PROBLEM TO WORK ON: Search the records below for the word "jenis". Pull out each line that has it.

%%

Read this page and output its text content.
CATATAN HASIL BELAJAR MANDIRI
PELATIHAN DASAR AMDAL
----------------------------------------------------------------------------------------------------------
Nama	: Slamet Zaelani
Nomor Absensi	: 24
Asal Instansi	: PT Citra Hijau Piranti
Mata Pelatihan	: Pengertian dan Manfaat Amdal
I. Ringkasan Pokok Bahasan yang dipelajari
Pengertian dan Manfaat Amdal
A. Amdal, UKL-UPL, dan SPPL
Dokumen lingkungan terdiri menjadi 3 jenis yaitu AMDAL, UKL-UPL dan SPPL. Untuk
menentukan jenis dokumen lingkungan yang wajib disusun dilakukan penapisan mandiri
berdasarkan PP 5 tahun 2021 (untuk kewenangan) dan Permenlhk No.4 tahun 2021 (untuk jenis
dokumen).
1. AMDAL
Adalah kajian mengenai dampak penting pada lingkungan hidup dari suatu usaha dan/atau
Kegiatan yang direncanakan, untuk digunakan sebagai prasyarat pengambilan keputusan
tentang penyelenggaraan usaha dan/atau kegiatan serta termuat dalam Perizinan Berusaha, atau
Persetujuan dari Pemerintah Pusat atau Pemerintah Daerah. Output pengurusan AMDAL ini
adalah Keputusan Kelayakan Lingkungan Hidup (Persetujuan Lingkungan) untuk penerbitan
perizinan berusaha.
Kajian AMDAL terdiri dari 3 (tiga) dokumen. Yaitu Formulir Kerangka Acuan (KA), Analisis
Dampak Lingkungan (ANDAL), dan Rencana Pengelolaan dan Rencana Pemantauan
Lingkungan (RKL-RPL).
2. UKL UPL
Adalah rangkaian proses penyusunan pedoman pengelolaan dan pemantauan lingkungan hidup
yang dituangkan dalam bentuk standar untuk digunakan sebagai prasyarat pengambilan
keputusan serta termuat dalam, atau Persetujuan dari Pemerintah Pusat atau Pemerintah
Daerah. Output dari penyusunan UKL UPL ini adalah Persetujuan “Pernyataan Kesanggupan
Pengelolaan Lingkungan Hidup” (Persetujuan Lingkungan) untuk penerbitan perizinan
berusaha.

%%
%%

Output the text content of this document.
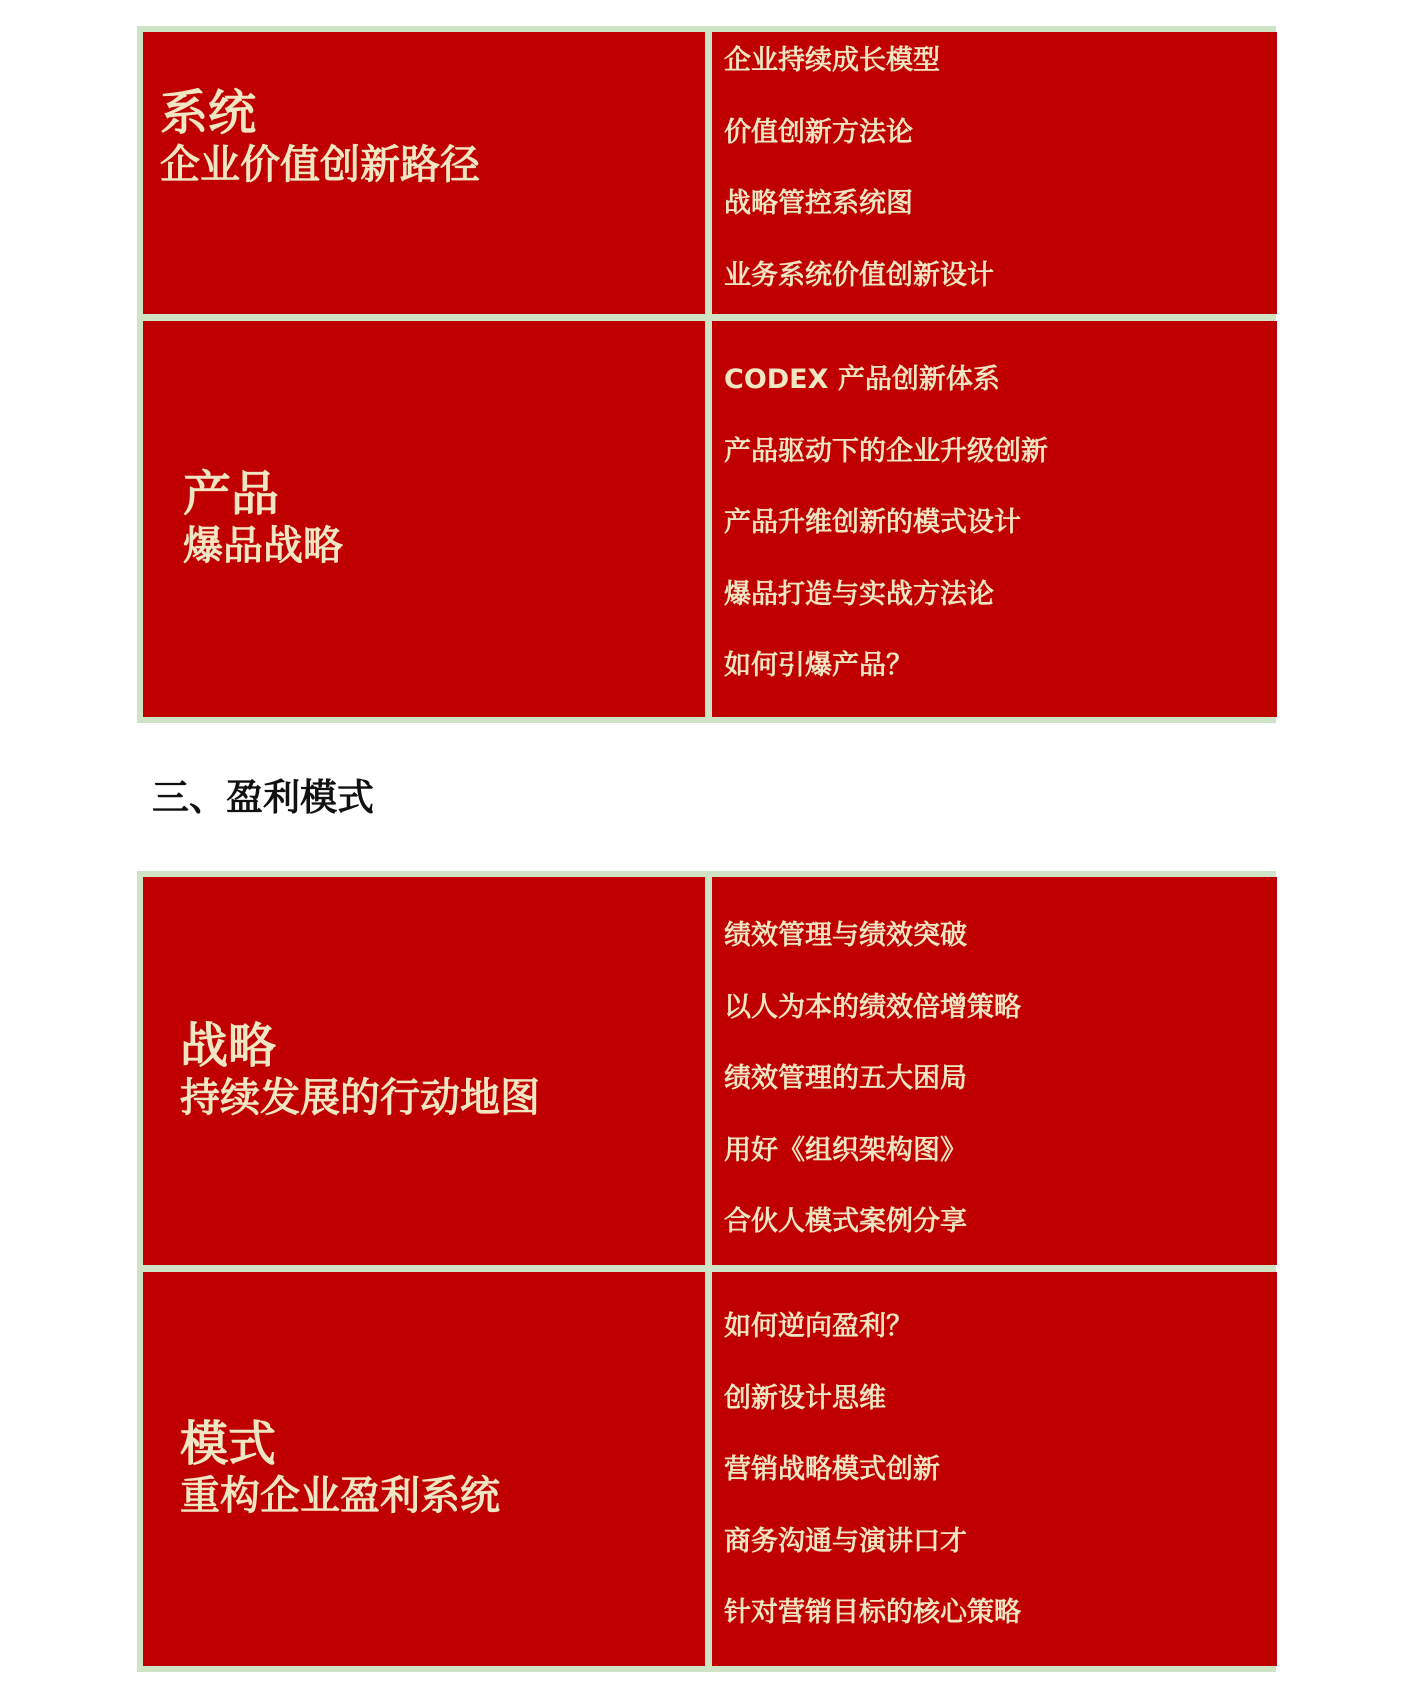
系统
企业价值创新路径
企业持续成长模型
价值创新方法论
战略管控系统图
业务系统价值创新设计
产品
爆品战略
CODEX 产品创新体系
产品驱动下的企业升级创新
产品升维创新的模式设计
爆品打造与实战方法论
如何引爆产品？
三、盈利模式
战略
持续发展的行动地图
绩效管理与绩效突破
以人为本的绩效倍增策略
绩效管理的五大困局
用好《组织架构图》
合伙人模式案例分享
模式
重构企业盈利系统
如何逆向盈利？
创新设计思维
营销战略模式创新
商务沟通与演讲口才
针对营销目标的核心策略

%%
%%

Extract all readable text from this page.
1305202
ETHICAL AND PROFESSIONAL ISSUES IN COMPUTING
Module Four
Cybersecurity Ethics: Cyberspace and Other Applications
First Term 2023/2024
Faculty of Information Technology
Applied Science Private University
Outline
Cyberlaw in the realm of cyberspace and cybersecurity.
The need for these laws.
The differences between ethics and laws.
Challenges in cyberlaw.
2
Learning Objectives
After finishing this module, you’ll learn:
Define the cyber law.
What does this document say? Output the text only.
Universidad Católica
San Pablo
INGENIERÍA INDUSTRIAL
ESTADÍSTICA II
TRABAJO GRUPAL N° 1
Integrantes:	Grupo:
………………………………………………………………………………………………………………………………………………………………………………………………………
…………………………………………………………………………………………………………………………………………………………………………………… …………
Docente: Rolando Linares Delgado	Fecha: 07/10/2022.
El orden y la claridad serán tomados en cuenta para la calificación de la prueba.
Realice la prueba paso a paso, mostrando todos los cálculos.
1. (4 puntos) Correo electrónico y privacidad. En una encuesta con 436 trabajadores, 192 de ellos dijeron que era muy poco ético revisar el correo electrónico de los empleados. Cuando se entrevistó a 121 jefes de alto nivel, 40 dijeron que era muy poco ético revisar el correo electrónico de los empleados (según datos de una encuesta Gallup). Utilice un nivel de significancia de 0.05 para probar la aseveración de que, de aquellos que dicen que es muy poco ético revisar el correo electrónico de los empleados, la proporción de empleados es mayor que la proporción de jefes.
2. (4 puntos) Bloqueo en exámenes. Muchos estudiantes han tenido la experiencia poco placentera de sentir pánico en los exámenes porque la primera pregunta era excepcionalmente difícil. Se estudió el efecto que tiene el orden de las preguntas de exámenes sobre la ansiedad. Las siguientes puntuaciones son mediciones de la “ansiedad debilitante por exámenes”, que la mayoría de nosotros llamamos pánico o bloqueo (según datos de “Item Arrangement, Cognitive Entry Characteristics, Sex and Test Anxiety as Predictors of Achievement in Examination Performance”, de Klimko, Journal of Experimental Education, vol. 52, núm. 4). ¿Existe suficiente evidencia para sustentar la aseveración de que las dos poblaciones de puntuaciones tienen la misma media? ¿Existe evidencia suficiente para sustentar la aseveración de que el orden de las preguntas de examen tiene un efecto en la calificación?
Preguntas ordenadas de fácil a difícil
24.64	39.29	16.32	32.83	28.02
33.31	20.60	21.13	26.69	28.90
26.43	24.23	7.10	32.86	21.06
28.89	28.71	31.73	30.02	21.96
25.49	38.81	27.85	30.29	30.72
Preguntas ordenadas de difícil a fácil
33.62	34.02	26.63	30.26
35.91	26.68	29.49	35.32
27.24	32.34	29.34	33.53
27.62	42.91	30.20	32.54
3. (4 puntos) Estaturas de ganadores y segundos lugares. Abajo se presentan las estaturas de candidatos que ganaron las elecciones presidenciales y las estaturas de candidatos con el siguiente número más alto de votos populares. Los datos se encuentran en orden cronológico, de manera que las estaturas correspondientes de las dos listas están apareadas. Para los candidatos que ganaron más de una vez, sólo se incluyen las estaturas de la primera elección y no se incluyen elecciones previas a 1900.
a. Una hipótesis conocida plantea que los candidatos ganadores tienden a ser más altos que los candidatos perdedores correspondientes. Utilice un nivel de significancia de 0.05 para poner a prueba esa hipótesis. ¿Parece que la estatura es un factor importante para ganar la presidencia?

%%

FULL OUTPUT:
Dokumen lingkungan terdiri menjadi 3 jenis yaitu AMDAL, UKL-UPL dan SPPL. Untuk
menentukan jenis dokumen lingkungan yang wajib disusun dilakukan penapisan mandiri
berdasarkan PP 5 tahun 2021 (untuk kewenangan) dan Permenlhk No.4 tahun 2021 (untuk jenis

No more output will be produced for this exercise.